## START DATA FOR THIS TASK

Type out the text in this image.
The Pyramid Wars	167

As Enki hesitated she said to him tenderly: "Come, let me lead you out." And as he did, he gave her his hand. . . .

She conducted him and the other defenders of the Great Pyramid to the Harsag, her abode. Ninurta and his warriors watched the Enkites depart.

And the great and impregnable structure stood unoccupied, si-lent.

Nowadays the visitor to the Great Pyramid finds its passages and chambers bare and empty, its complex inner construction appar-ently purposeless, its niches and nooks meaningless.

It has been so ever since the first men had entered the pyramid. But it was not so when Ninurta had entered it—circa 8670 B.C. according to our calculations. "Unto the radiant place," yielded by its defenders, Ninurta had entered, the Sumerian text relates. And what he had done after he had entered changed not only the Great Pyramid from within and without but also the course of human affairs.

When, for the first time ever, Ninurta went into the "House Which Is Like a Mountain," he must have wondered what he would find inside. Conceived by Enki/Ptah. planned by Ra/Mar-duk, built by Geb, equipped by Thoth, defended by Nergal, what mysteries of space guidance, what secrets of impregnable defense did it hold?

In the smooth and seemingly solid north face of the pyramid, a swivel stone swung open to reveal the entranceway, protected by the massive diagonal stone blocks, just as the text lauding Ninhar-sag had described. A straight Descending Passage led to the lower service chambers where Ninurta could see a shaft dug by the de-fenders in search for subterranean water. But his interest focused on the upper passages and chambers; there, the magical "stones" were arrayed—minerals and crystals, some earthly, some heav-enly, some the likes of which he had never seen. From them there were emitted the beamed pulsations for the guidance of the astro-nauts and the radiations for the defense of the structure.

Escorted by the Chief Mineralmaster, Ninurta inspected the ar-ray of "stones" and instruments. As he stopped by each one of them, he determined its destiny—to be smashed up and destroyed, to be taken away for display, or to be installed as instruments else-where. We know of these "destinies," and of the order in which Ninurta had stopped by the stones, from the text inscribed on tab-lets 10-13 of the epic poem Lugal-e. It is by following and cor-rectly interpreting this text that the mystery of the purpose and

## END DATA FOR THIS TASK

AIM OF THE TASK:
Repeat the entries shown above, every one, word for word.

COMPLETED EXERCISE:
Type out the text in this image.
The Pyramid Wars	167

As Enki hesitated she said to him tenderly: "Come, let me lead you out." And as he did, he gave her his hand. . . .

She conducted him and the other defenders of the Great Pyramid to the Harsag, her abode. Ninurta and his warriors watched the Enkites depart.

And the great and impregnable structure stood unoccupied, si-lent.

Nowadays the visitor to the Great Pyramid finds its passages and chambers bare and empty, its complex inner construction appar-ently purposeless, its niches and nooks meaningless.

It has been so ever since the first men had entered the pyramid. But it was not so when Ninurta had entered it—circa 8670 B.C. according to our calculations. "Unto the radiant place," yielded by its defenders, Ninurta had entered, the Sumerian text relates. And what he had done after he had entered changed not only the Great Pyramid from within and without but also the course of human affairs.

When, for the first time ever, Ninurta went into the "House Which Is Like a Mountain," he must have wondered what he would find inside. Conceived by Enki/Ptah. planned by Ra/Mar-duk, built by Geb, equipped by Thoth, defended by Nergal, what mysteries of space guidance, what secrets of impregnable defense did it hold?

In the smooth and seemingly solid north face of the pyramid, a swivel stone swung open to reveal the entranceway, protected by the massive diagonal stone blocks, just as the text lauding Ninhar-sag had described. A straight Descending Passage led to the lower service chambers where Ninurta could see a shaft dug by the de-fenders in search for subterranean water. But his interest focused on the upper passages and chambers; there, the magical "stones" were arrayed—minerals and crystals, some earthly, some heav-enly, some the likes of which he had never seen. From them there were emitted the beamed pulsations for the guidance of the astro-nauts and the radiations for the defense of the structure.

Escorted by the Chief Mineralmaster, Ninurta inspected the ar-ray of "stones" and instruments. As he stopped by each one of them, he determined its destiny—to be smashed up and destroyed, to be taken away for display, or to be installed as instruments else-where. We know of these "destinies," and of the order in which Ninurta had stopped by the stones, from the text inscribed on tab-lets 10-13 of the epic poem Lugal-e. It is by following and cor-rectly interpreting this text that the mystery of the purpose and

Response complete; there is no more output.